## What the task asks
The data must be written out once more, precisely as given.

## Figure contents as structured data
◇ ◇ ◇ ◇ ◇ ◇ ◇

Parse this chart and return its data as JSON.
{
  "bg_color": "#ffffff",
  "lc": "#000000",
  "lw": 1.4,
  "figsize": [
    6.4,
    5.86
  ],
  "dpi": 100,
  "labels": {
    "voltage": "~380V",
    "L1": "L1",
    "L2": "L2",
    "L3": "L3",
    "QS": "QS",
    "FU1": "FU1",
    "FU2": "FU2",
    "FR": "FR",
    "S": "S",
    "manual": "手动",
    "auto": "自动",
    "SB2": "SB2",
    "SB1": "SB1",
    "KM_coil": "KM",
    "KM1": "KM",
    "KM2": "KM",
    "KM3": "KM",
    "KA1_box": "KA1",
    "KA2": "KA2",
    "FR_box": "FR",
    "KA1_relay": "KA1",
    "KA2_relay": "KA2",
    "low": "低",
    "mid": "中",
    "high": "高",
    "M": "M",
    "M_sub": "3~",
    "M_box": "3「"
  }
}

◇ ◇ ◇ ◇ ◇ ◇ ◇

## Correct answer
Parse this chart and return its data as JSON.
{
  "bg_color": "#ffffff",
  "lc": "#000000",
  "lw": 1.4,
  "figsize": [
    6.4,
    5.86
  ],
  "dpi": 100,
  "labels": {
    "voltage": "~380V",
    "L1": "L1",
    "L2": "L2",
    "L3": "L3",
    "QS": "QS",
    "FU1": "FU1",
    "FU2": "FU2",
    "FR": "FR",
    "S": "S",
    "manual": "手动",
    "auto": "自动",
    "SB2": "SB2",
    "SB1": "SB1",
    "KM_coil": "KM",
    "KM1": "KM",
    "KM2": "KM",
    "KM3": "KM",
    "KA1_box": "KA1",
    "KA2": "KA2",
    "FR_box": "FR",
    "KA1_relay": "KA1",
    "KA2_relay": "KA2",
    "low": "低",
    "mid": "中",
    "high": "高",
    "M": "M",
    "M_sub": "3~",
    "M_box": "3「"
  }
}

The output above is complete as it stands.